# Start of Records for the exercise
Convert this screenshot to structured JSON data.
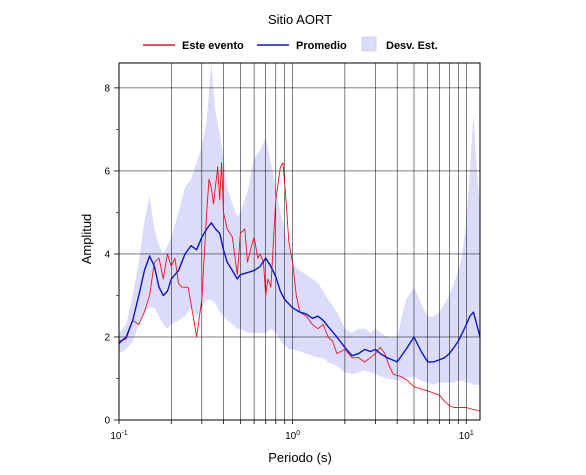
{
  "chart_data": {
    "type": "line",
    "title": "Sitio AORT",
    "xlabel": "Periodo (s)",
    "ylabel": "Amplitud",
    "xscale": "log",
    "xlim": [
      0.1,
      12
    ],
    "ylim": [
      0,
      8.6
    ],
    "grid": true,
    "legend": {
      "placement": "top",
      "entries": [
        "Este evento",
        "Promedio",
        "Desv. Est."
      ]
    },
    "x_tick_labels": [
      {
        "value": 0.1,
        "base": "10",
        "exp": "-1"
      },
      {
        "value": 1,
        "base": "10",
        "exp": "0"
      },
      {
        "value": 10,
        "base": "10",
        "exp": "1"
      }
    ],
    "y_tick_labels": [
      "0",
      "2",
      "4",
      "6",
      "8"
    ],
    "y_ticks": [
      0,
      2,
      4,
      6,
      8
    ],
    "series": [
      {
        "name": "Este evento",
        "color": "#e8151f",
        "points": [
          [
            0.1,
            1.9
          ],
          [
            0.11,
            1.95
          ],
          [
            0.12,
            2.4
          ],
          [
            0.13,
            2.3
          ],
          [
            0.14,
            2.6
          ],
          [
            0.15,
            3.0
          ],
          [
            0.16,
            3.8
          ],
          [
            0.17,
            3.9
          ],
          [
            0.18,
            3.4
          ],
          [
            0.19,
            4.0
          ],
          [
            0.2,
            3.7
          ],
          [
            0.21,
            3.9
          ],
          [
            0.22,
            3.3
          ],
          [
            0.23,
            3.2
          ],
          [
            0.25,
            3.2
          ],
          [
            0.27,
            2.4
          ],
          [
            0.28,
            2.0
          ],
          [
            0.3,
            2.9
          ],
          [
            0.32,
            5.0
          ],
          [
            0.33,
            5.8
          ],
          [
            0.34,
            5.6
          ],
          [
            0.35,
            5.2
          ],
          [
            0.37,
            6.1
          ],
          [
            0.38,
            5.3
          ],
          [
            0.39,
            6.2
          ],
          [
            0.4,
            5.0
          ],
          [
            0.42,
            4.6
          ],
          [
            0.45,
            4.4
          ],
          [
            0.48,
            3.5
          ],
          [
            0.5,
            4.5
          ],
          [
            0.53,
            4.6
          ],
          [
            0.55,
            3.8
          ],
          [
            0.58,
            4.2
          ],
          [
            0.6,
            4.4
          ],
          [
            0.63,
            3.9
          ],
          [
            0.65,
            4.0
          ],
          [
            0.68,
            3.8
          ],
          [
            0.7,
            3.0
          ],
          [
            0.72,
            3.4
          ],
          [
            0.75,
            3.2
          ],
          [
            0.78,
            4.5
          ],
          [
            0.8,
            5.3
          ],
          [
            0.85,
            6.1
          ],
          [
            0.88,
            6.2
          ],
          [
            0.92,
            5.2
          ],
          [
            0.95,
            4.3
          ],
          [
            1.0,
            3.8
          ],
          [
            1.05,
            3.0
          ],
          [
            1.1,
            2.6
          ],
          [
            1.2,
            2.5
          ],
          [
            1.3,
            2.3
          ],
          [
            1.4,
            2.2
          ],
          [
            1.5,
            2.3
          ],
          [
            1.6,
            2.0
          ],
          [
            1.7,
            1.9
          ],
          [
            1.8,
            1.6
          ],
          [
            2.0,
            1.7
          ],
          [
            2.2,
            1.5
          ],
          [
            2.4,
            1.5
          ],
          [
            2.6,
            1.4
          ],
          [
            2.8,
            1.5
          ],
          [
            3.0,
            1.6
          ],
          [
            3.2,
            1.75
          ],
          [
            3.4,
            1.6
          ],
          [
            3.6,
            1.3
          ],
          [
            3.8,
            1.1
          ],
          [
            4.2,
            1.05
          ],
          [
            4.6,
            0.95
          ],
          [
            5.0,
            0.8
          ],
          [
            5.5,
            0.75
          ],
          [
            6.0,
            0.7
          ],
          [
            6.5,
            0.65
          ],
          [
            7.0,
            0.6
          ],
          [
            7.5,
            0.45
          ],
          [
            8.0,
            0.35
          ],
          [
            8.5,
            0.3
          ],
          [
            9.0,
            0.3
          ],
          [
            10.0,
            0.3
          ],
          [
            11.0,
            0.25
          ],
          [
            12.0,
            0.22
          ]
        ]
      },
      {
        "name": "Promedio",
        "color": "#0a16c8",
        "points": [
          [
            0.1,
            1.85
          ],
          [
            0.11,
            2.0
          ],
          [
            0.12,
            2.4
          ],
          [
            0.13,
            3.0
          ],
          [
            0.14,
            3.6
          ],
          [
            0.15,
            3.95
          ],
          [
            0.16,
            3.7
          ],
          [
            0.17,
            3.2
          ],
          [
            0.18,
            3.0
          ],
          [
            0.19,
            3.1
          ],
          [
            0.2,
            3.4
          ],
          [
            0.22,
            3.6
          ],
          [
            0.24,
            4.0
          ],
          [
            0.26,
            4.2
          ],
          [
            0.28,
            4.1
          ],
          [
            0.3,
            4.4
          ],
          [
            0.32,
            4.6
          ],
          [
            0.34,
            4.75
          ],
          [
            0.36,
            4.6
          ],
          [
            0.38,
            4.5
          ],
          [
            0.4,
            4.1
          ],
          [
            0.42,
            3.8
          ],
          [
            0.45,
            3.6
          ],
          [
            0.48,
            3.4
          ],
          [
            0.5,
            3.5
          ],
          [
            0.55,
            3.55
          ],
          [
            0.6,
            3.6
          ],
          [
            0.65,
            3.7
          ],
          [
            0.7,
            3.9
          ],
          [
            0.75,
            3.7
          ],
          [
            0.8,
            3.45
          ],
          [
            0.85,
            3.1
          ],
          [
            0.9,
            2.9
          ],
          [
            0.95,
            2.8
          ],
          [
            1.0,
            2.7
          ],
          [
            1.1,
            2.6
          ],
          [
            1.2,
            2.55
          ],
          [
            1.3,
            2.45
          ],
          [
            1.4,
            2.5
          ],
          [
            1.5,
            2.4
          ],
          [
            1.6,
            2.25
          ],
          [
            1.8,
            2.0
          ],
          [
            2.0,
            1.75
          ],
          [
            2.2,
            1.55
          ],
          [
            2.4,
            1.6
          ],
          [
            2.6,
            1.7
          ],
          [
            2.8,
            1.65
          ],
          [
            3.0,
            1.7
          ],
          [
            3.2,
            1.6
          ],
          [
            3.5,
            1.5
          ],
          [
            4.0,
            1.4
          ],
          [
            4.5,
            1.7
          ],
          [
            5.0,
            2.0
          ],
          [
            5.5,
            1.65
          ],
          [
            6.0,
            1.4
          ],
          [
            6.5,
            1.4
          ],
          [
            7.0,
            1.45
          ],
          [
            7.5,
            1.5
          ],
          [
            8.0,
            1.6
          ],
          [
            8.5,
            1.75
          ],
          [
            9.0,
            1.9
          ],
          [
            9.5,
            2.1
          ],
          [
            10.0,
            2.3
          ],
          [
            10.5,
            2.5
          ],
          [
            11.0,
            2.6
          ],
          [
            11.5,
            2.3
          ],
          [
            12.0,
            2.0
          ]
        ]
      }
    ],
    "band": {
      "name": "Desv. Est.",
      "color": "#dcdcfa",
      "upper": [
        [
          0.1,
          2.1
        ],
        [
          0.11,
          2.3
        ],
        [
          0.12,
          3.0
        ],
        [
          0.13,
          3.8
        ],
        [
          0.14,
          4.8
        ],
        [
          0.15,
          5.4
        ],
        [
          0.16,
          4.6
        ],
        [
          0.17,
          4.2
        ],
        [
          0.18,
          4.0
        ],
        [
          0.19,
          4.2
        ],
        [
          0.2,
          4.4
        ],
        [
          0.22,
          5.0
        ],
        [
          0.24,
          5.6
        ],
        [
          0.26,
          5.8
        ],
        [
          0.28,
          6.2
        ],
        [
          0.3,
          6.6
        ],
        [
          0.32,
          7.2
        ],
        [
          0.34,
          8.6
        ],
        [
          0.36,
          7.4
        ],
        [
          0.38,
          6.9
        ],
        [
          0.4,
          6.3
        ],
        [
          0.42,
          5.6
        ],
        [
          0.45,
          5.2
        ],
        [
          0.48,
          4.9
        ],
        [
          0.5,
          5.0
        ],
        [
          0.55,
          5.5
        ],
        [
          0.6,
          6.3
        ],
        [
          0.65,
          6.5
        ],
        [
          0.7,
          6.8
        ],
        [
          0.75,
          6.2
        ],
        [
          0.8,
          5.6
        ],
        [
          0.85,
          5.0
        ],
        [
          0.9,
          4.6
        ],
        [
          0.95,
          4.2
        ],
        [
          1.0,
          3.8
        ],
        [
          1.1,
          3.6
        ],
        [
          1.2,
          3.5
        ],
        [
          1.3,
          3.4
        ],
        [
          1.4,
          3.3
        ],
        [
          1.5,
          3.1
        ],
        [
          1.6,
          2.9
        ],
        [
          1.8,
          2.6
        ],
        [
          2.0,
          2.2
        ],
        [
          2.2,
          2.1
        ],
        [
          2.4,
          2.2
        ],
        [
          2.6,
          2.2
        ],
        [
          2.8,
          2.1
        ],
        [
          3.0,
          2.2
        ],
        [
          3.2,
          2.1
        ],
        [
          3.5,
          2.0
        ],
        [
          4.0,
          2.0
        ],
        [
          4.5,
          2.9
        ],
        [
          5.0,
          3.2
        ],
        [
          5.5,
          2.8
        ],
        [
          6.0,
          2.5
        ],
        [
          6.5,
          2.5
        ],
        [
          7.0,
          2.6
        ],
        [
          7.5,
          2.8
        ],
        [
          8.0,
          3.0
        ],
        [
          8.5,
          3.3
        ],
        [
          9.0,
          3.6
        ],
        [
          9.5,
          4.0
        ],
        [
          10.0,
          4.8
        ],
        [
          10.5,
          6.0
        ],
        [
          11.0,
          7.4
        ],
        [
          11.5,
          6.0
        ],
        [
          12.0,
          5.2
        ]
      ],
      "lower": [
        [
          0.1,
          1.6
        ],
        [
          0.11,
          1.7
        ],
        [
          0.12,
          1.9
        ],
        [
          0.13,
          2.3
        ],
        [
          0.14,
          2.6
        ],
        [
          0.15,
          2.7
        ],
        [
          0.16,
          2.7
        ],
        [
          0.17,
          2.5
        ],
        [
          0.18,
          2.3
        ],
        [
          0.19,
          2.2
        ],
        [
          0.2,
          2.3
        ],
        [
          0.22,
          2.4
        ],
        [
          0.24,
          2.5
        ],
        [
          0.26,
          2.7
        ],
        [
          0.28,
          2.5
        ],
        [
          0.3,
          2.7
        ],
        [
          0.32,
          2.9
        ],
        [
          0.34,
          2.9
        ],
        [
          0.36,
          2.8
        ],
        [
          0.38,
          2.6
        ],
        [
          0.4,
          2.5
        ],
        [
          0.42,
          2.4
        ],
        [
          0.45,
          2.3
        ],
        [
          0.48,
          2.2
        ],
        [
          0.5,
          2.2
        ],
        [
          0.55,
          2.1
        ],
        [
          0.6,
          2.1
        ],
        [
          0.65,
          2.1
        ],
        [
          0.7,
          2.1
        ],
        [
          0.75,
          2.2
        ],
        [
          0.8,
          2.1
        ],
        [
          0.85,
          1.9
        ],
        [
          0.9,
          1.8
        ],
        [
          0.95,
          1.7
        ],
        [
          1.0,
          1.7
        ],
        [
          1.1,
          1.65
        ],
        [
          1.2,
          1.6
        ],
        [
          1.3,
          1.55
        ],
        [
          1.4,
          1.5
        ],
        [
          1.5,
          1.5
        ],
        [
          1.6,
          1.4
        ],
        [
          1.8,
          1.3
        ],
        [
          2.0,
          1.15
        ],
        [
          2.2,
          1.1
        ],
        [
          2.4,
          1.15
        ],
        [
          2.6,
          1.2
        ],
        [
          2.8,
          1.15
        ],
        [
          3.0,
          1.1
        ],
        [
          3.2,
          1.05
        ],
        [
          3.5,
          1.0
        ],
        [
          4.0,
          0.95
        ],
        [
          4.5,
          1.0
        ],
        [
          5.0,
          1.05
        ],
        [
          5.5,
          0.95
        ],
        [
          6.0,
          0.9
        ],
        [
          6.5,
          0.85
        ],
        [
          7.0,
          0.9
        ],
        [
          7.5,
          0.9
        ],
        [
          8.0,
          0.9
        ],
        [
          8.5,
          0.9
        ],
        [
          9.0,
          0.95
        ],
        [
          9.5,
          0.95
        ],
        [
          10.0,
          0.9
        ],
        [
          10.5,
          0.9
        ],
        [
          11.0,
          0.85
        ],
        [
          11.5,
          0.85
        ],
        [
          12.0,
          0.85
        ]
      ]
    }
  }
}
# End of Records for the exercise
# Start of Records for the exercise
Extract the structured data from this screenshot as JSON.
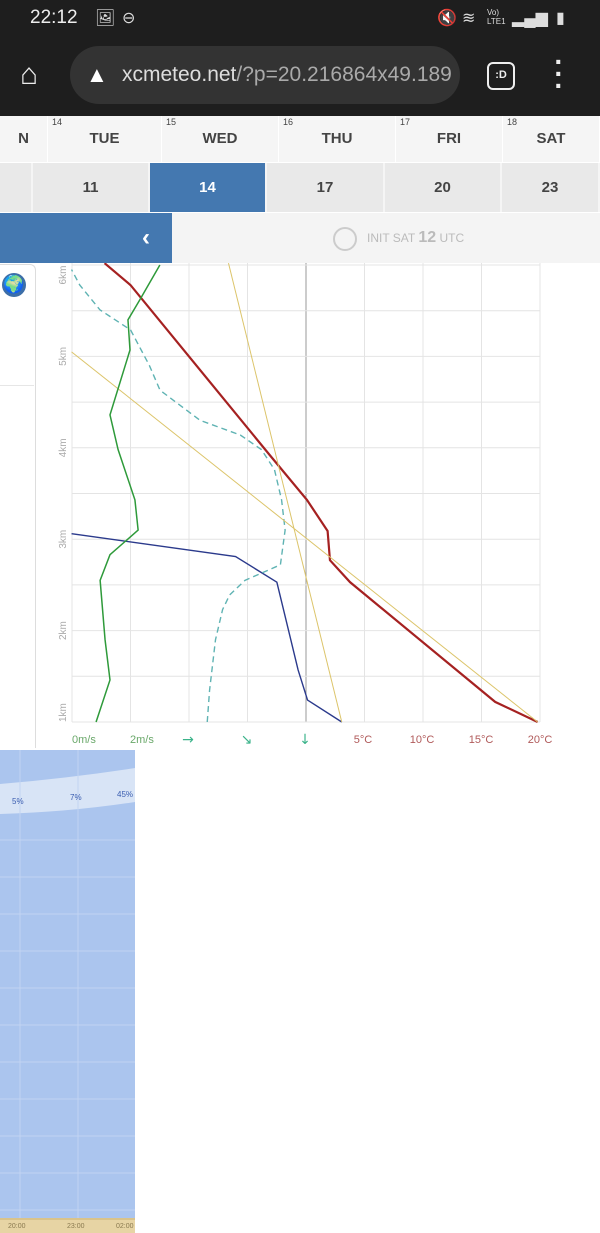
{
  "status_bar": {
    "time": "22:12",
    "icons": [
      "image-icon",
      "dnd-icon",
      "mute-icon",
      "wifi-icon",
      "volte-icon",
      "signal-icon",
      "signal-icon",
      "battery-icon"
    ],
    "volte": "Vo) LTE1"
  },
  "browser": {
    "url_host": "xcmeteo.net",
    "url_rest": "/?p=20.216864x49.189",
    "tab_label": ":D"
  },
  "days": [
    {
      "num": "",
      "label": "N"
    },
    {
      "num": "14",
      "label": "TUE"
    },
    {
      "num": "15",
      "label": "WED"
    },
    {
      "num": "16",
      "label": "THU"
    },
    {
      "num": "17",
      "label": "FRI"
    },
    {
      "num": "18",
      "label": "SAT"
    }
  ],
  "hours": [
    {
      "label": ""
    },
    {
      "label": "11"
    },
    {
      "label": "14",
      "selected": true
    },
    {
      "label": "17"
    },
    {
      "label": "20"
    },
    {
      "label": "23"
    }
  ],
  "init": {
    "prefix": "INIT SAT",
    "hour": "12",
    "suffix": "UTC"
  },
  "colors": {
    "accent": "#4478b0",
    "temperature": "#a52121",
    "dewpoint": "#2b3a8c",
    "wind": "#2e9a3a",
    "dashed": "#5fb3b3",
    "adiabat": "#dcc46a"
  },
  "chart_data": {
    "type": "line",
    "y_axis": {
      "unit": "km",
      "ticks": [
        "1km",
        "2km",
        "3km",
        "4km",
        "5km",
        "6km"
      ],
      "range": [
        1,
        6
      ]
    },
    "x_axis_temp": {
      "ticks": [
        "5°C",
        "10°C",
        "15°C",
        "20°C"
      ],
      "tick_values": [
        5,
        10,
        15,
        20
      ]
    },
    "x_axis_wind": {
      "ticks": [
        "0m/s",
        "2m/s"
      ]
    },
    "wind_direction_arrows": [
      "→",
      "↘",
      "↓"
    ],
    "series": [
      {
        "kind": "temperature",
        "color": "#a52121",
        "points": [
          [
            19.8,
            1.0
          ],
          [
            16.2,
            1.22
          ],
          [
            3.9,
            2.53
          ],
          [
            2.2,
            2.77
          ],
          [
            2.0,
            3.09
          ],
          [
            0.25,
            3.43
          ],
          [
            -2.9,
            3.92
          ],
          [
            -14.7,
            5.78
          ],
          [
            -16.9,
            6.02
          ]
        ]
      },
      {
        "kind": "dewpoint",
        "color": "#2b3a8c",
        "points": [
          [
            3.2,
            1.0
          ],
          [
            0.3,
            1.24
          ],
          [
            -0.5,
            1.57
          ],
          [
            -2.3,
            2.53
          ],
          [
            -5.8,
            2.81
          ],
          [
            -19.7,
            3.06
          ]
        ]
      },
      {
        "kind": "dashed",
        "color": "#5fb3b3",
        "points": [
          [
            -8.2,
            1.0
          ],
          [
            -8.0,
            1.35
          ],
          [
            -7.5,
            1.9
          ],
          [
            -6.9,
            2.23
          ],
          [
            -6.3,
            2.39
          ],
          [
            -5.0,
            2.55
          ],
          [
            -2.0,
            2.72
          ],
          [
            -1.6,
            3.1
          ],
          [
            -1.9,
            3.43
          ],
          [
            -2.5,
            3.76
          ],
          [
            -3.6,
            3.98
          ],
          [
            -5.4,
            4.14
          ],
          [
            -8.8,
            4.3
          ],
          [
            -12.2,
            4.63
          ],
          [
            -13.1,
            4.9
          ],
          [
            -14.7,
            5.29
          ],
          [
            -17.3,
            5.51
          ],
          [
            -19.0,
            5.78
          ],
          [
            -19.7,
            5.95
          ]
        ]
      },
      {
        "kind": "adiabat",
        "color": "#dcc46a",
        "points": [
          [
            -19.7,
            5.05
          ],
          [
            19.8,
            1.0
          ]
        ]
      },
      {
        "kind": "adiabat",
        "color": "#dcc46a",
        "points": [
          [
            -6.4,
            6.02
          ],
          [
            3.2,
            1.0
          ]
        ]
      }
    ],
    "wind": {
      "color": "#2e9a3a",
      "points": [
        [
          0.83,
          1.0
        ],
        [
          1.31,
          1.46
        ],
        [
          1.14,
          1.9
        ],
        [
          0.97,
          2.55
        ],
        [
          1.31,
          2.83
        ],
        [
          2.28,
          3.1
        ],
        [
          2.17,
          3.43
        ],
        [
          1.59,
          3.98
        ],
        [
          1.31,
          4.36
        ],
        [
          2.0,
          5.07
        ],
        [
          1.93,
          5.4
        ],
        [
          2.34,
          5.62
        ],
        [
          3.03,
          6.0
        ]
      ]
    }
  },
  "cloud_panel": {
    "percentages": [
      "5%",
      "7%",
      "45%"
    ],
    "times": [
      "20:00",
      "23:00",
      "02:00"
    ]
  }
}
# End of Records for the exercise
[Problem details]:
Each line that has the word "this" counts once. How many such lines are in the data? Give the number alone.

[Expected answer]:
2